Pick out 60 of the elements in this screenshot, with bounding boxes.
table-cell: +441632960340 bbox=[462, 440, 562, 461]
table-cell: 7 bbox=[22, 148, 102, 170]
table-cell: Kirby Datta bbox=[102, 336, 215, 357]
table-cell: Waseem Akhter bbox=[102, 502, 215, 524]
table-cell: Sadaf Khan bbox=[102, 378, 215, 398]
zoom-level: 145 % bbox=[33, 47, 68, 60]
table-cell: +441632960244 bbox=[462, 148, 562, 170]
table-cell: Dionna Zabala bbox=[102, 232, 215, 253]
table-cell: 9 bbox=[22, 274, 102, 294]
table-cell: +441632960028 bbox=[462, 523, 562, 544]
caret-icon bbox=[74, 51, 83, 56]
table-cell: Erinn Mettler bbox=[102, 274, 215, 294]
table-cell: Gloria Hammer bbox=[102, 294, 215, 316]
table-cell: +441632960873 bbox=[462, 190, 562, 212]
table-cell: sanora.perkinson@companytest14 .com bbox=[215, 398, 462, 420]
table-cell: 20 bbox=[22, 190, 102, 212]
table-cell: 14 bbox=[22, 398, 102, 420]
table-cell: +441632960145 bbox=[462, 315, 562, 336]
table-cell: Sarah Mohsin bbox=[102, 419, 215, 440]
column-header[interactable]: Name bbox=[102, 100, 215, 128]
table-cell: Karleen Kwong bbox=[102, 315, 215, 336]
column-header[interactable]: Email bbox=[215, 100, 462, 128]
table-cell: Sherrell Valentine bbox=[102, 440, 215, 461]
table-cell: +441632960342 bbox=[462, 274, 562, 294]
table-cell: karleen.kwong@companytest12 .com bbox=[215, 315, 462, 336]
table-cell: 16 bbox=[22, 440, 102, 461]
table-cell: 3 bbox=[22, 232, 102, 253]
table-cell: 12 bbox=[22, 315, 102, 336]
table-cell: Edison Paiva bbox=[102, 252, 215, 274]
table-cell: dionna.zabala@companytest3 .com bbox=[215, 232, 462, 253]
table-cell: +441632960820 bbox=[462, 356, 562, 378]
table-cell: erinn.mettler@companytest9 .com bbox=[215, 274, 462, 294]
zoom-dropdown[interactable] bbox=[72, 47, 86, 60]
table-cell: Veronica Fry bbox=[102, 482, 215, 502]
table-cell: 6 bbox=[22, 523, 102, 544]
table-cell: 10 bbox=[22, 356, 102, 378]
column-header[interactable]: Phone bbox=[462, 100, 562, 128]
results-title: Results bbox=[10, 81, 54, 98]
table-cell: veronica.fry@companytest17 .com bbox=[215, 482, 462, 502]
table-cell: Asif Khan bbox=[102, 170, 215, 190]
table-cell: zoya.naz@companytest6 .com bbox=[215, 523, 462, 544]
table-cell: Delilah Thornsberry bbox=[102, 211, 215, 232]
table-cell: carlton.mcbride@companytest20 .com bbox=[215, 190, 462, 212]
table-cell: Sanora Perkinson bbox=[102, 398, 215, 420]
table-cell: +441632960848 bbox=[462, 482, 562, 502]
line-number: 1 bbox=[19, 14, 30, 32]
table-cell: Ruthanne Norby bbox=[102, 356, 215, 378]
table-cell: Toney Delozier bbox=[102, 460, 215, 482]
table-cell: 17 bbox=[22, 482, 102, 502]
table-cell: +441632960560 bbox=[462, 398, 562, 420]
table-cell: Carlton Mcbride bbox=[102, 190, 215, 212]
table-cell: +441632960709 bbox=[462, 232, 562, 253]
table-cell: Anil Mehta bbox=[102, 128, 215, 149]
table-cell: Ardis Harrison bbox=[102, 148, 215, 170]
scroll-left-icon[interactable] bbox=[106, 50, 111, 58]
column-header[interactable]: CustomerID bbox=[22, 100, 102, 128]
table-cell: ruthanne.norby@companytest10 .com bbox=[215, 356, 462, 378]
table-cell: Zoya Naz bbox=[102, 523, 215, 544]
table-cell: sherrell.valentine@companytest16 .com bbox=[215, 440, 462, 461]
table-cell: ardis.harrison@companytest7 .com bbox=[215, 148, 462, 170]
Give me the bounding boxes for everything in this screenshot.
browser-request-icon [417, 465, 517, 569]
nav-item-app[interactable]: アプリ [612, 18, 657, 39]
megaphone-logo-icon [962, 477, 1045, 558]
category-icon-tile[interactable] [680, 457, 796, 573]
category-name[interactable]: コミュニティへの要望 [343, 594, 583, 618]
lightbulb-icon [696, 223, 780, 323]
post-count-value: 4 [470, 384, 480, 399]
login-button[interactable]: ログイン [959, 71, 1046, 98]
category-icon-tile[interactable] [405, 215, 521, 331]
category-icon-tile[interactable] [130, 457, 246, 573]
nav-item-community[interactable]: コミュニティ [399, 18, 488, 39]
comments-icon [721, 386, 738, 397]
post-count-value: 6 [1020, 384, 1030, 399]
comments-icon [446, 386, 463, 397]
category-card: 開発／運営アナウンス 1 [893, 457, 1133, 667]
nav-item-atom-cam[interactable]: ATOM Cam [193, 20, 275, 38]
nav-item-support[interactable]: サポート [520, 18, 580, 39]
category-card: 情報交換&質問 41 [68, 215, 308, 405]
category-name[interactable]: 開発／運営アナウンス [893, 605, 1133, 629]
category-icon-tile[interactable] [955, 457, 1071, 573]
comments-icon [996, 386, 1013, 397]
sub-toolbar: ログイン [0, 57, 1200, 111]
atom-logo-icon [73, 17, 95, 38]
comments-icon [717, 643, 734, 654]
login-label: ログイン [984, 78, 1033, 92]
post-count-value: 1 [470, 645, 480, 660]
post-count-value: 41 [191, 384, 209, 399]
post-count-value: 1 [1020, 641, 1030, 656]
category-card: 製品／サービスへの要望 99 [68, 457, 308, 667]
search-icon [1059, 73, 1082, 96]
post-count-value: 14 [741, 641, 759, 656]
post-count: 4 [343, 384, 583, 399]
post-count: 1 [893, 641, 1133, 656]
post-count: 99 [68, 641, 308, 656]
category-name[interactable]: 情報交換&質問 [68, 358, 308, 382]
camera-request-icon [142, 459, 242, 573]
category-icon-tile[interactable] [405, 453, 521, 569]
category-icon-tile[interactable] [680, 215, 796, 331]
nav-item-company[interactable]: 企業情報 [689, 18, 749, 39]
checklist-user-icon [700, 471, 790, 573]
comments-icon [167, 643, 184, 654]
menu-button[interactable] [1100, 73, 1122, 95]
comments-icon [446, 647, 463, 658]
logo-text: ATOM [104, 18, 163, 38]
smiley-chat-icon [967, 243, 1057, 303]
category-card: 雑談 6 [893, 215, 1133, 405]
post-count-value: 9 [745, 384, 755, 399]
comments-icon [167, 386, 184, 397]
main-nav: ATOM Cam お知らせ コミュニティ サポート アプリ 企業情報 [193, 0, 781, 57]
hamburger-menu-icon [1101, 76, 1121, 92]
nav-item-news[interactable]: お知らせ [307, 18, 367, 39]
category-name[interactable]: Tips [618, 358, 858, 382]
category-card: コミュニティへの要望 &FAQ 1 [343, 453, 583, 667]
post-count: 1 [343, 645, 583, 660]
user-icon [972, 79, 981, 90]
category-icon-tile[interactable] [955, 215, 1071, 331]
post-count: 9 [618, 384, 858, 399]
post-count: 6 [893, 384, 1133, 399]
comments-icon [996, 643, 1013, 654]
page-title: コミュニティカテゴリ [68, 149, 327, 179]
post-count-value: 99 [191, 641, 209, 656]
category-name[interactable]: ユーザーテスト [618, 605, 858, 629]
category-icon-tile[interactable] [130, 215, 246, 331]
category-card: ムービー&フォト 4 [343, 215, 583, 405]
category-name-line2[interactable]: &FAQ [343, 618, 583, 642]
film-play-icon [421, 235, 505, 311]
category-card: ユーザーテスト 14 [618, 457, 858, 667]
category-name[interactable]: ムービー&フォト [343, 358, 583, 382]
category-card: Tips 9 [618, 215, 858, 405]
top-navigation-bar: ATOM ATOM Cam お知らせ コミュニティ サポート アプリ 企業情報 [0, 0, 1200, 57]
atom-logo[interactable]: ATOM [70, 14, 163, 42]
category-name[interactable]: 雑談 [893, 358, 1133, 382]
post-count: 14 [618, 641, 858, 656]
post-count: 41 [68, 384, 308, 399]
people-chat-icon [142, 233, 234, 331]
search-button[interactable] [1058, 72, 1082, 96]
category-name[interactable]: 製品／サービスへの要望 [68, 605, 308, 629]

● ● ● ●

- **Job**
Reproduce the rows above word for word, starting with the first one and going on through the one containing "zoom-level: 145 % bbox=[33, 47, 68, 60]".

- **Answer to the task**
Pick out 60 of the elements in this screenshot, with bounding boxes.
table-cell: +441632960340 bbox=[462, 440, 562, 461]
table-cell: 7 bbox=[22, 148, 102, 170]
table-cell: Kirby Datta bbox=[102, 336, 215, 357]
table-cell: Waseem Akhter bbox=[102, 502, 215, 524]
table-cell: Sadaf Khan bbox=[102, 378, 215, 398]
zoom-level: 145 % bbox=[33, 47, 68, 60]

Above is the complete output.